Directions for this task »
Pick out every line holding the string "north" and copy it.

Provided data »
# # #

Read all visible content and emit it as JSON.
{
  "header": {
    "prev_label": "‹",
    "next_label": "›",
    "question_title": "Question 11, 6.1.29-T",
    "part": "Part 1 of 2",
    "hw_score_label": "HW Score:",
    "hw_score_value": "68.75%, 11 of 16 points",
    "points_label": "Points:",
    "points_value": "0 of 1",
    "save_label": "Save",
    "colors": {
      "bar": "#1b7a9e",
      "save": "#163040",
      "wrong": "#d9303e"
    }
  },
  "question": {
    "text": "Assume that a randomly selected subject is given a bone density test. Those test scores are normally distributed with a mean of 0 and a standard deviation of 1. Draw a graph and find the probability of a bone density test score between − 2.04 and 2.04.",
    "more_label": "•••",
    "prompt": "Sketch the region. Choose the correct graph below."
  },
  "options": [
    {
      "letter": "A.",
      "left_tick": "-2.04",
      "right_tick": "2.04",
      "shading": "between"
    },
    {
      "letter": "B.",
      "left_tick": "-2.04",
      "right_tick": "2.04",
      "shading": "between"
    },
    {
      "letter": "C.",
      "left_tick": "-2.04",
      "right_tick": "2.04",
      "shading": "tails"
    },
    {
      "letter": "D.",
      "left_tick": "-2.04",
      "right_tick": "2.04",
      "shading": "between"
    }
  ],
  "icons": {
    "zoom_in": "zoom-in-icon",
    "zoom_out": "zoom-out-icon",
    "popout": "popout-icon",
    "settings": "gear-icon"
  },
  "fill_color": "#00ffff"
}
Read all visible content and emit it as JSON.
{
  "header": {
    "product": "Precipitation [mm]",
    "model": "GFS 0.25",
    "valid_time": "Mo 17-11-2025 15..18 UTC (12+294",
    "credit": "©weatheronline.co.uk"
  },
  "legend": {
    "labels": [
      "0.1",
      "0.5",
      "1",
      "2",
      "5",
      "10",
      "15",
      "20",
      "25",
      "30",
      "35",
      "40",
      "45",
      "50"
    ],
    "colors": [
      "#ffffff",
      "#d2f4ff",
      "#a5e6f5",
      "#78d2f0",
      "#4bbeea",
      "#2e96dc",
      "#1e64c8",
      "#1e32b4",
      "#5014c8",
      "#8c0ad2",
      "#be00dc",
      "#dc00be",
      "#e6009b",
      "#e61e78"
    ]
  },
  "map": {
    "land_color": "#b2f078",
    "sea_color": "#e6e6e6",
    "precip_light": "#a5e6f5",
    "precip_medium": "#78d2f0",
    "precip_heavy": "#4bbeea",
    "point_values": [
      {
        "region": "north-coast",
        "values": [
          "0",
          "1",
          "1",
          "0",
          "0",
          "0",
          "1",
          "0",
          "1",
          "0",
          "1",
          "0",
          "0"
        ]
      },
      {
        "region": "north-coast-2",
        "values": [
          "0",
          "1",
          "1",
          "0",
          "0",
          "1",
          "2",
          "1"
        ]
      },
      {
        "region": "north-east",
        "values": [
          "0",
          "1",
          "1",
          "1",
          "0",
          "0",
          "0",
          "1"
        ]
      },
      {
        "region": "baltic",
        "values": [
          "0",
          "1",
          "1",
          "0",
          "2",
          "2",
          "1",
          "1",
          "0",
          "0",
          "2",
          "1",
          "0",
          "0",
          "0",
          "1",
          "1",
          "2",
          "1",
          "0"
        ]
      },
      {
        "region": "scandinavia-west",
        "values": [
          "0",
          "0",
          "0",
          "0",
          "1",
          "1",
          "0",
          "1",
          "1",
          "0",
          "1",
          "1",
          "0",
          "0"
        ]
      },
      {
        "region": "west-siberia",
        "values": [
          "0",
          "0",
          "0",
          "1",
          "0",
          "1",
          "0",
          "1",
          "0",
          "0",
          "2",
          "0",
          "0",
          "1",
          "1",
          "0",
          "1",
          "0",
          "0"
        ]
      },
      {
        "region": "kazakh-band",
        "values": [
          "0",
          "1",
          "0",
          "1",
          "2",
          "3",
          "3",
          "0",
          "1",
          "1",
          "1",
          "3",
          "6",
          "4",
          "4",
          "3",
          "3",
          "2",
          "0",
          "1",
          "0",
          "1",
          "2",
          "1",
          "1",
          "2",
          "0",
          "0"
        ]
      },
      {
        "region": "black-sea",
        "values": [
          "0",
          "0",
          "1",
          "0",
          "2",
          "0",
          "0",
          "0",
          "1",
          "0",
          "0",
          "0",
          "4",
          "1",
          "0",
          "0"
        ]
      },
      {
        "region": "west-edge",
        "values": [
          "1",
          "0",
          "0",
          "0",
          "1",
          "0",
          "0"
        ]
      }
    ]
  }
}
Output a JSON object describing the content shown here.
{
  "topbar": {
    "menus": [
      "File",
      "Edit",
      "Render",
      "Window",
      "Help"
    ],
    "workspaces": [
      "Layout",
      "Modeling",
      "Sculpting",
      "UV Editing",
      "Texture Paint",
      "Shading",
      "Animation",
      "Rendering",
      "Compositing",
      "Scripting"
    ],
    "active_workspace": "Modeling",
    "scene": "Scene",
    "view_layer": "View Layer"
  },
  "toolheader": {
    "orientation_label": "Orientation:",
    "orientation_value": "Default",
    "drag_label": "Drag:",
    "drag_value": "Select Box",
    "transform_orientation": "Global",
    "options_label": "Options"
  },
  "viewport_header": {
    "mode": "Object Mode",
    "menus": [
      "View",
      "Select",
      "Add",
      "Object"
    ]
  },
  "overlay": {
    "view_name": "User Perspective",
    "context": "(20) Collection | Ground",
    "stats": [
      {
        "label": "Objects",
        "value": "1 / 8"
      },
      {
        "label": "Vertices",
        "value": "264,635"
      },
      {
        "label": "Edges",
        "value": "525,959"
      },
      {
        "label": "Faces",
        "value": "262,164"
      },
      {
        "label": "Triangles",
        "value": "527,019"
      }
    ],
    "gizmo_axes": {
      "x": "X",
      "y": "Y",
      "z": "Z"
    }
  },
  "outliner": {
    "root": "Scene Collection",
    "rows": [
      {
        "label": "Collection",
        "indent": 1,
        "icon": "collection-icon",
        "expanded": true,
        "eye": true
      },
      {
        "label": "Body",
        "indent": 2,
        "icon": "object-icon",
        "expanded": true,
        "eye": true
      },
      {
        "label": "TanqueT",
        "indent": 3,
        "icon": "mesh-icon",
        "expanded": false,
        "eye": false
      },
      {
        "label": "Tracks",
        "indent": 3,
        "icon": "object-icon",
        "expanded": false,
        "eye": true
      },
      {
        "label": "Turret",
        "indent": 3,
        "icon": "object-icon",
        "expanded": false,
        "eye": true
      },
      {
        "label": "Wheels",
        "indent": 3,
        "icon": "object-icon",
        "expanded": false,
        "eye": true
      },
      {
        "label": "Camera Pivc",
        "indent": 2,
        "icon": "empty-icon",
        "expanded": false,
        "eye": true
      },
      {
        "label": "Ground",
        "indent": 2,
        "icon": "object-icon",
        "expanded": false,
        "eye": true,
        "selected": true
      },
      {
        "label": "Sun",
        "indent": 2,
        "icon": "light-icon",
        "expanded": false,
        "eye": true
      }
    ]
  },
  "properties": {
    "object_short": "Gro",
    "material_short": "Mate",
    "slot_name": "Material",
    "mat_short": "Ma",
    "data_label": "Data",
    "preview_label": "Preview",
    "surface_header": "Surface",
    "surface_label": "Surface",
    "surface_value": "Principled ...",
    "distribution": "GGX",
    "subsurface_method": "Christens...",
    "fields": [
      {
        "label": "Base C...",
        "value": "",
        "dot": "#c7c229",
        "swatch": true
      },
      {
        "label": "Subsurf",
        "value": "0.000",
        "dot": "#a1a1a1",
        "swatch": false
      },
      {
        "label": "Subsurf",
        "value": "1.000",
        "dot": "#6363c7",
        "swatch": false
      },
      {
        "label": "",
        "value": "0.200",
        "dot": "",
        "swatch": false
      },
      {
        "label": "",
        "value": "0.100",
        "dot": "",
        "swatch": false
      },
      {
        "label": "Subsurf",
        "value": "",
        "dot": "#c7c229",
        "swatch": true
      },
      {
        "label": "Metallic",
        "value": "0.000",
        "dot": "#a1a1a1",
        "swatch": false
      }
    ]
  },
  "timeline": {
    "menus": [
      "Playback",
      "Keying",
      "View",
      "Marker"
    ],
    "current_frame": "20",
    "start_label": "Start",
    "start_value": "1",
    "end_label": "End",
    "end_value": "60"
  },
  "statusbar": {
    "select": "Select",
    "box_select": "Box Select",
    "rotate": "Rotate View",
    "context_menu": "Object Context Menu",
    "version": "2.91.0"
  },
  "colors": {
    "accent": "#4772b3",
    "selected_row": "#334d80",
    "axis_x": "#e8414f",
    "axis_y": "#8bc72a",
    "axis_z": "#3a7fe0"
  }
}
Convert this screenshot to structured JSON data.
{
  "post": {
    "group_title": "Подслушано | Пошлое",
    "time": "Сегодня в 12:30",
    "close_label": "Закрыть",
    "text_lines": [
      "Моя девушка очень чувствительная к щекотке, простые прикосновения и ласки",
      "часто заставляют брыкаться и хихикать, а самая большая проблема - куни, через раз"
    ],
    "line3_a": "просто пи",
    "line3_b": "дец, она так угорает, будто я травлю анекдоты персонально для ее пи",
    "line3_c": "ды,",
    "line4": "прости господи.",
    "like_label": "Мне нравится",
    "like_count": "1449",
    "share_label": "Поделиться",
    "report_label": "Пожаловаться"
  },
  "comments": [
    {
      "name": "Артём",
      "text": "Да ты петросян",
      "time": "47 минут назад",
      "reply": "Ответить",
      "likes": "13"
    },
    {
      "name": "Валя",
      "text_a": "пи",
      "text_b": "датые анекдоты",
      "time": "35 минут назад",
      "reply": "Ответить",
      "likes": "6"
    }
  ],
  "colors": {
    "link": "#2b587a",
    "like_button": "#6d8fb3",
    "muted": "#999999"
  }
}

# # #

Result »
        "region": "north-coast",
        "region": "north-coast-2",
        "region": "north-east",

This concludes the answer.